INFORMATION SHOWN
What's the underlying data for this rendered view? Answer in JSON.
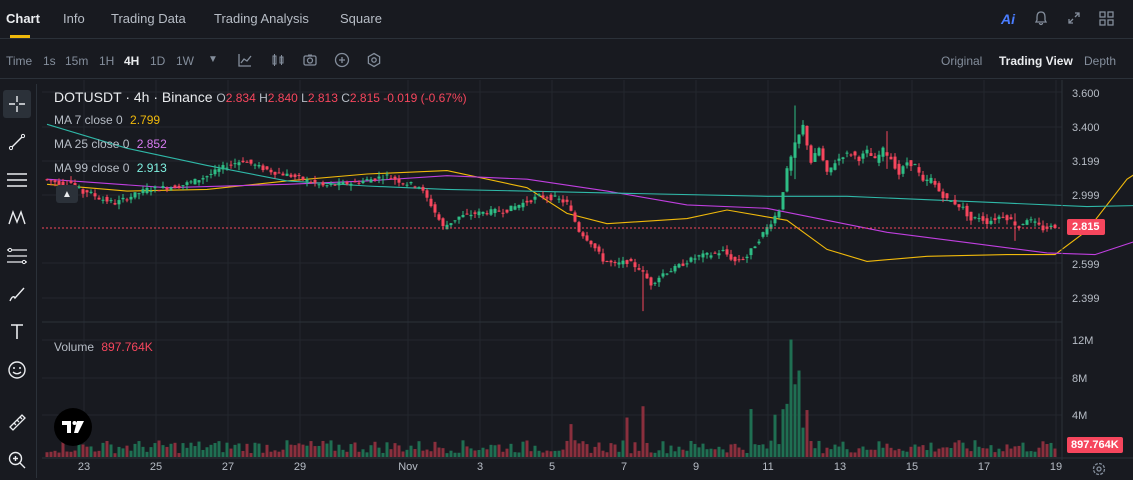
{
  "nav": {
    "tabs": [
      {
        "label": "Chart"
      },
      {
        "label": "Info"
      },
      {
        "label": "Trading Data"
      },
      {
        "label": "Trading Analysis"
      },
      {
        "label": "Square"
      }
    ],
    "ai_label": "Ai"
  },
  "toolbar": {
    "time_label": "Time",
    "intervals": [
      "1s",
      "15m",
      "1H",
      "4H",
      "1D",
      "1W"
    ],
    "active_interval": "4H",
    "views": [
      "Original",
      "Trading View",
      "Depth"
    ],
    "active_view": "Trading View"
  },
  "legend": {
    "symbol": "DOTUSDT",
    "sep": "·",
    "interval": "4h",
    "exchange": "Binance",
    "o_label": "O",
    "o": "2.834",
    "h_label": "H",
    "h": "2.840",
    "l_label": "L",
    "l": "2.813",
    "c_label": "C",
    "c": "2.815",
    "change": "-0.019 (-0.67%)",
    "ma7_label": "MA 7 close 0",
    "ma7": "2.799",
    "ma25_label": "MA 25 close 0",
    "ma25": "2.852",
    "ma99_label": "MA 99 close 0",
    "ma99": "2.913",
    "volume_label": "Volume",
    "volume": "897.764K"
  },
  "price_axis": [
    "3.600",
    "3.400",
    "3.199",
    "2.999",
    "2.599",
    "2.399"
  ],
  "last_price": "2.815",
  "volume_axis": [
    "12M",
    "8M",
    "4M"
  ],
  "last_volume": "897.764K",
  "date_axis": [
    "23",
    "25",
    "27",
    "29",
    "Nov",
    "3",
    "5",
    "7",
    "9",
    "11",
    "13",
    "15",
    "17",
    "19"
  ],
  "colors": {
    "up": "#2ebd85",
    "down": "#f6465d",
    "ma7": "#f0b90b",
    "ma25": "#c03fe0",
    "ma99": "#2fb8a8",
    "accent": "#f0b90b"
  },
  "chart_data": {
    "type": "candlestick",
    "symbol": "DOTUSDT",
    "interval": "4h",
    "ylim": [
      2.3,
      3.65
    ],
    "volume_ylim": [
      0,
      13
    ],
    "volume_unit": "M",
    "series": [
      {
        "name": "MA 7 close 0",
        "points": [
          [
            0,
            3.07
          ],
          [
            20,
            3.03
          ],
          [
            40,
            3.04
          ],
          [
            60,
            3.09
          ],
          [
            80,
            3.13
          ],
          [
            100,
            3.15
          ],
          [
            120,
            3.05
          ],
          [
            130,
            2.9
          ],
          [
            140,
            2.84
          ],
          [
            160,
            2.87
          ],
          [
            170,
            2.92
          ],
          [
            185,
            2.86
          ],
          [
            195,
            2.69
          ],
          [
            205,
            2.62
          ],
          [
            220,
            2.65
          ],
          [
            240,
            2.66
          ],
          [
            252,
            2.66
          ],
          [
            260,
            2.8
          ],
          [
            270,
            3.1
          ],
          [
            280,
            3.25
          ],
          [
            290,
            3.26
          ],
          [
            300,
            3.24
          ],
          [
            310,
            3.27
          ],
          [
            320,
            3.24
          ],
          [
            330,
            3.15
          ],
          [
            340,
            3.02
          ],
          [
            350,
            2.92
          ],
          [
            360,
            2.87
          ],
          [
            380,
            2.86
          ],
          [
            395,
            2.83
          ],
          [
            405,
            2.79
          ],
          [
            410,
            2.8
          ]
        ]
      },
      {
        "name": "MA 25 close 0",
        "points": [
          [
            0,
            3.1
          ],
          [
            30,
            3.05
          ],
          [
            60,
            3.07
          ],
          [
            80,
            3.09
          ],
          [
            100,
            3.12
          ],
          [
            120,
            3.1
          ],
          [
            140,
            3.03
          ],
          [
            160,
            2.95
          ],
          [
            180,
            2.93
          ],
          [
            195,
            2.86
          ],
          [
            210,
            2.79
          ],
          [
            230,
            2.73
          ],
          [
            250,
            2.67
          ],
          [
            262,
            2.66
          ],
          [
            275,
            2.76
          ],
          [
            290,
            2.92
          ],
          [
            305,
            3.05
          ],
          [
            320,
            3.15
          ],
          [
            330,
            3.22
          ],
          [
            340,
            3.19
          ],
          [
            350,
            3.14
          ],
          [
            365,
            3.04
          ],
          [
            380,
            2.95
          ],
          [
            395,
            2.88
          ],
          [
            405,
            2.85
          ],
          [
            410,
            2.85
          ]
        ]
      },
      {
        "name": "MA 99 close 0",
        "points": [
          [
            0,
            3.42
          ],
          [
            20,
            3.28
          ],
          [
            40,
            3.18
          ],
          [
            60,
            3.09
          ],
          [
            80,
            3.06
          ],
          [
            100,
            3.04
          ],
          [
            140,
            3.02
          ],
          [
            180,
            3.0
          ],
          [
            200,
            3.0
          ],
          [
            220,
            2.98
          ],
          [
            240,
            2.96
          ],
          [
            260,
            2.94
          ],
          [
            280,
            2.95
          ],
          [
            310,
            2.97
          ],
          [
            330,
            2.97
          ],
          [
            350,
            2.96
          ],
          [
            370,
            2.95
          ],
          [
            390,
            2.93
          ],
          [
            410,
            2.92
          ]
        ]
      }
    ],
    "anchors": [
      [
        0,
        3.1,
        3.07
      ],
      [
        6,
        3.1,
        3.02
      ],
      [
        10,
        3.04,
        2.99
      ],
      [
        14,
        2.99,
        2.96
      ],
      [
        18,
        2.96,
        3.0
      ],
      [
        22,
        3.0,
        3.04
      ],
      [
        26,
        3.04,
        3.05
      ],
      [
        30,
        3.05,
        3.06
      ],
      [
        34,
        3.06,
        3.09
      ],
      [
        38,
        3.09,
        3.13
      ],
      [
        42,
        3.13,
        3.18
      ],
      [
        46,
        3.18,
        3.21
      ],
      [
        50,
        3.21,
        3.17
      ],
      [
        54,
        3.17,
        3.14
      ],
      [
        58,
        3.14,
        3.12
      ],
      [
        62,
        3.12,
        3.09
      ],
      [
        66,
        3.09,
        3.06
      ],
      [
        70,
        3.06,
        3.07
      ],
      [
        74,
        3.07,
        3.08
      ],
      [
        78,
        3.08,
        3.1
      ],
      [
        82,
        3.1,
        3.12
      ],
      [
        86,
        3.12,
        3.08
      ],
      [
        90,
        3.08,
        3.06
      ],
      [
        94,
        3.06,
        2.95
      ],
      [
        97,
        2.95,
        2.82
      ],
      [
        100,
        2.82,
        2.88
      ],
      [
        104,
        2.88,
        2.9
      ],
      [
        108,
        2.9,
        2.91
      ],
      [
        112,
        2.91,
        2.92
      ],
      [
        116,
        2.92,
        2.96
      ],
      [
        120,
        2.96,
        3.0
      ],
      [
        124,
        3.0,
        2.99
      ],
      [
        128,
        2.99,
        2.96
      ],
      [
        131,
        2.96,
        2.8
      ],
      [
        134,
        2.8,
        2.73
      ],
      [
        137,
        2.73,
        2.63
      ],
      [
        140,
        2.63,
        2.6
      ],
      [
        143,
        2.6,
        2.62
      ],
      [
        146,
        2.62,
        2.58
      ],
      [
        149,
        2.58,
        2.49
      ],
      [
        152,
        2.49,
        2.55
      ],
      [
        155,
        2.55,
        2.58
      ],
      [
        158,
        2.58,
        2.62
      ],
      [
        161,
        2.62,
        2.65
      ],
      [
        164,
        2.65,
        2.66
      ],
      [
        167,
        2.66,
        2.68
      ],
      [
        170,
        2.68,
        2.62
      ],
      [
        173,
        2.62,
        2.65
      ],
      [
        176,
        2.65,
        2.75
      ],
      [
        179,
        2.75,
        2.85
      ],
      [
        182,
        2.85,
        2.92
      ],
      [
        184,
        2.92,
        3.15
      ],
      [
        186,
        3.15,
        3.3
      ],
      [
        188,
        3.3,
        3.41
      ],
      [
        190,
        3.41,
        3.2
      ],
      [
        192,
        3.2,
        3.28
      ],
      [
        194,
        3.28,
        3.13
      ],
      [
        196,
        3.13,
        3.2
      ],
      [
        198,
        3.2,
        3.24
      ],
      [
        200,
        3.24,
        3.25
      ],
      [
        202,
        3.25,
        3.22
      ],
      [
        204,
        3.22,
        3.26
      ],
      [
        206,
        3.26,
        3.21
      ],
      [
        208,
        3.21,
        3.27
      ],
      [
        210,
        3.27,
        3.22
      ],
      [
        212,
        3.22,
        3.13
      ],
      [
        214,
        3.13,
        3.2
      ],
      [
        216,
        3.2,
        3.18
      ],
      [
        218,
        3.18,
        3.08
      ],
      [
        220,
        3.08,
        3.1
      ],
      [
        222,
        3.1,
        3.03
      ],
      [
        224,
        3.03,
        2.98
      ],
      [
        226,
        2.98,
        2.96
      ],
      [
        228,
        2.96,
        2.93
      ],
      [
        230,
        2.93,
        2.86
      ],
      [
        232,
        2.86,
        2.88
      ],
      [
        234,
        2.88,
        2.85
      ],
      [
        236,
        2.85,
        2.87
      ],
      [
        238,
        2.87,
        2.89
      ],
      [
        240,
        2.89,
        2.86
      ],
      [
        242,
        2.86,
        2.82
      ],
      [
        244,
        2.82,
        2.87
      ],
      [
        246,
        2.87,
        2.84
      ],
      [
        248,
        2.84,
        2.81
      ],
      [
        250,
        2.81,
        2.82
      ],
      [
        252,
        2.82,
        2.815
      ]
    ]
  }
}
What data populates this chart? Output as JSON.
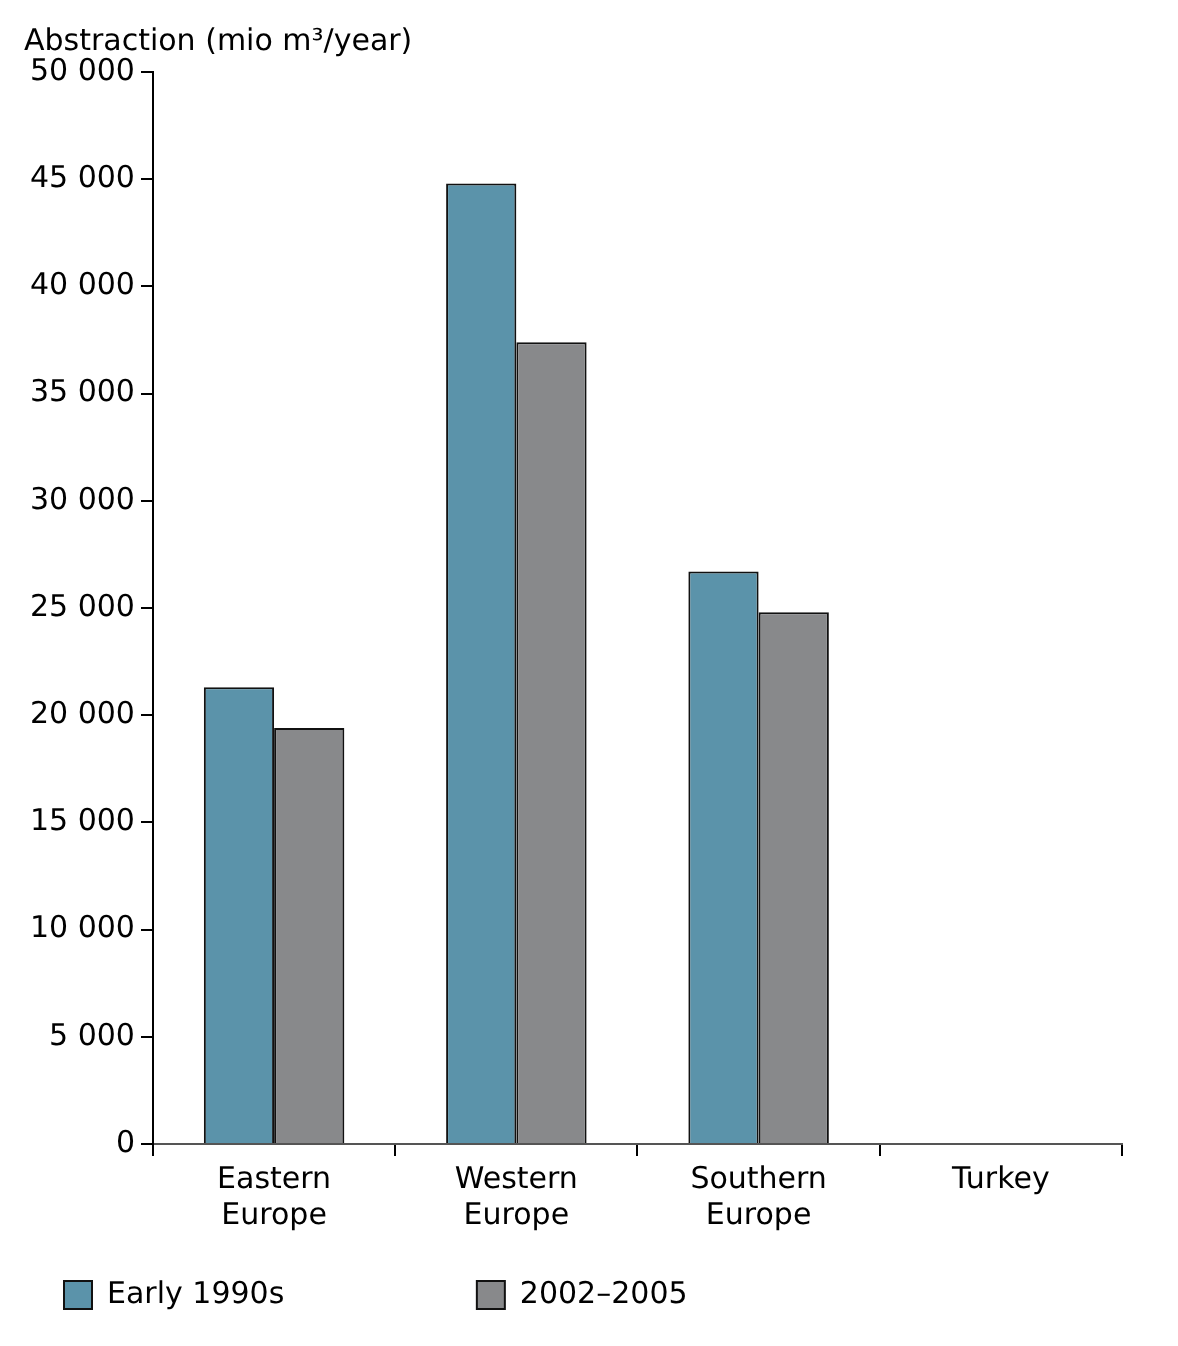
{
  "chart_data": {
    "type": "bar",
    "ylabel": "Abstraction (mio m³/year)",
    "categories": [
      "Eastern Europe",
      "Western Europe",
      "Southern Europe",
      "Turkey"
    ],
    "series": [
      {
        "name": "Early 1990s",
        "color": "#5b93aa",
        "values": [
          21300,
          44800,
          26700,
          0
        ]
      },
      {
        "name": "2002–2005",
        "color": "#88898b",
        "values": [
          19400,
          37400,
          24800,
          0
        ]
      }
    ],
    "ylim": [
      0,
      50000
    ],
    "yticks": [
      0,
      5000,
      10000,
      15000,
      20000,
      25000,
      30000,
      35000,
      40000,
      45000,
      50000
    ],
    "grid": false,
    "legend": "bottom"
  }
}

STATED TASK
Count how many lines of the material hold the string "What". Give the number and nothing more.

RESULT FOR THIS TASK
2